Pull every line holding the string "dụng" from the records below.

++++ RECORDED INFORMATION ++++

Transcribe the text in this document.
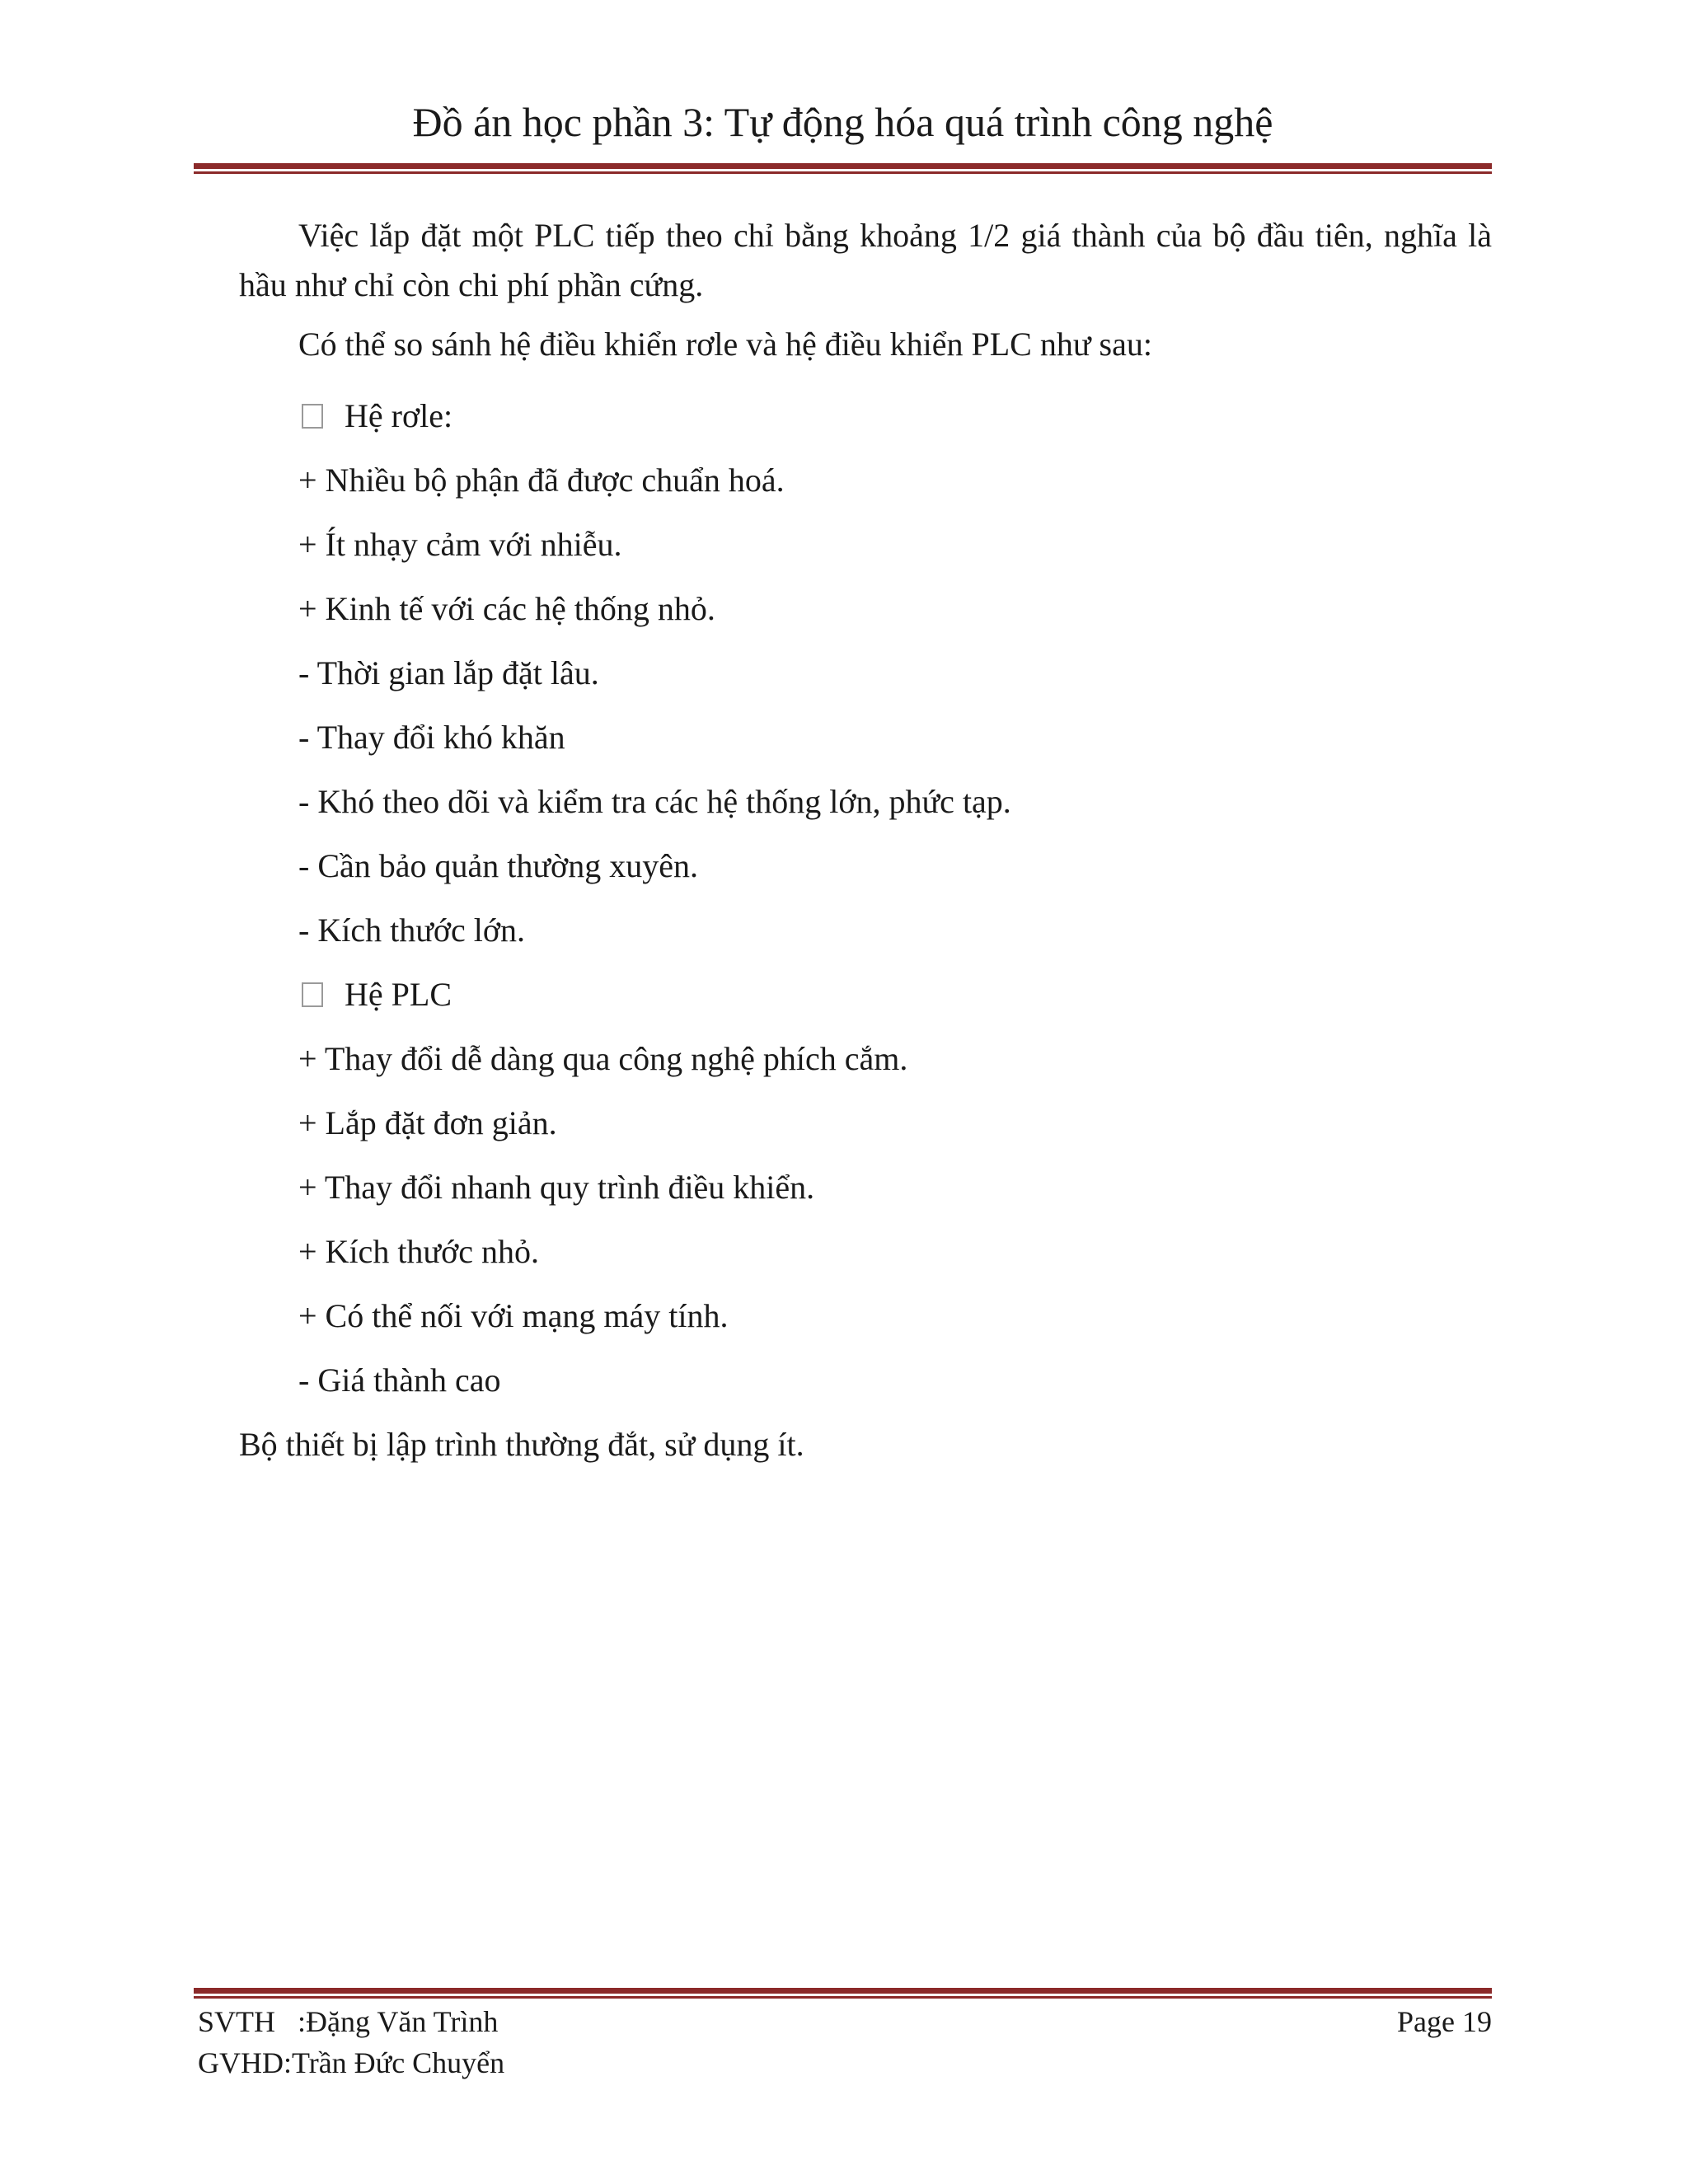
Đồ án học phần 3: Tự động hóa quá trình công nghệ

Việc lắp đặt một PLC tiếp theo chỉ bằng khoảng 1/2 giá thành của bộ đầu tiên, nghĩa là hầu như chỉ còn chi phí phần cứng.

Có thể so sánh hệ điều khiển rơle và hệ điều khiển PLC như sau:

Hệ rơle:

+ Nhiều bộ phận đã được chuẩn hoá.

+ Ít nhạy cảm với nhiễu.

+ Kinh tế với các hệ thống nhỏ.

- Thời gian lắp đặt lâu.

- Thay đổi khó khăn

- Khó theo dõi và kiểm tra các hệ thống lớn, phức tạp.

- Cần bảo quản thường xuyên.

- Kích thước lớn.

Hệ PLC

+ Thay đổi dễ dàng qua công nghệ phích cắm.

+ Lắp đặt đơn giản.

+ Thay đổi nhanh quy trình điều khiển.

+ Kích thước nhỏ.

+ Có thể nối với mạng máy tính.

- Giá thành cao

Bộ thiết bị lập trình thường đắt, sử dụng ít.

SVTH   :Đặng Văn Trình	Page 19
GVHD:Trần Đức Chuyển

++++
++++ RECORDED INFORMATION ++++

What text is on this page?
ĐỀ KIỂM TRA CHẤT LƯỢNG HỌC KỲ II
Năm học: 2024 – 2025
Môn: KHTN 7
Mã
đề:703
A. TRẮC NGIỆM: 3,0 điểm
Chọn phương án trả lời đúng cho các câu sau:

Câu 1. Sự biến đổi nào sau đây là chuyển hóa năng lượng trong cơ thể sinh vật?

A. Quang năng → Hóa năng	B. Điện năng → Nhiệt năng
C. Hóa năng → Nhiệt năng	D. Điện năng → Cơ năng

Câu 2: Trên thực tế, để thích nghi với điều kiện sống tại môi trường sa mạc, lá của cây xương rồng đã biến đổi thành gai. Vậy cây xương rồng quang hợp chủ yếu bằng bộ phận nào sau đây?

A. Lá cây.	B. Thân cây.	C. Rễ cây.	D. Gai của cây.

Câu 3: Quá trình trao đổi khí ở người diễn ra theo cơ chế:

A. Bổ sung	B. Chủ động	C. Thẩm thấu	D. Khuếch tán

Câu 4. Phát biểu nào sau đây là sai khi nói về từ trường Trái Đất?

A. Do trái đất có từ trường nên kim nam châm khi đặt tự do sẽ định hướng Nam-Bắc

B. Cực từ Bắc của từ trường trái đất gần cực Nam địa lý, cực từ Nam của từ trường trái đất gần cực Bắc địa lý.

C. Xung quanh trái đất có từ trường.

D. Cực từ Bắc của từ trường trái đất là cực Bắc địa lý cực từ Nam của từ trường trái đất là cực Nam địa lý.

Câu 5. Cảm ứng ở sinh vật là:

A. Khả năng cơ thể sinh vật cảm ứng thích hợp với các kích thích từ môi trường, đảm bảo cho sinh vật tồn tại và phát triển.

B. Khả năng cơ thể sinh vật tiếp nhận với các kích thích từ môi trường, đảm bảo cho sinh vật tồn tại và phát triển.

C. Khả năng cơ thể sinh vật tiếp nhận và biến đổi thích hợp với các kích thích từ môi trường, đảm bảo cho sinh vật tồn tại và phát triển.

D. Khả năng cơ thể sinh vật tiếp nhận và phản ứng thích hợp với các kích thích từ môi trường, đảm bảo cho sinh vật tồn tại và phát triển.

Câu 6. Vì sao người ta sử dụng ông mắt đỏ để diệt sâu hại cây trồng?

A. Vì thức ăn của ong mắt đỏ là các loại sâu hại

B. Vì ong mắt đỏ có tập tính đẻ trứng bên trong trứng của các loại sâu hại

++++

** FINAL ANSWER **
Bộ thiết bị lập trình thường đắt, sử dụng ít.
Câu 6. Vì sao người ta sử dụng ông mắt đỏ để diệt sâu hại cây trồng?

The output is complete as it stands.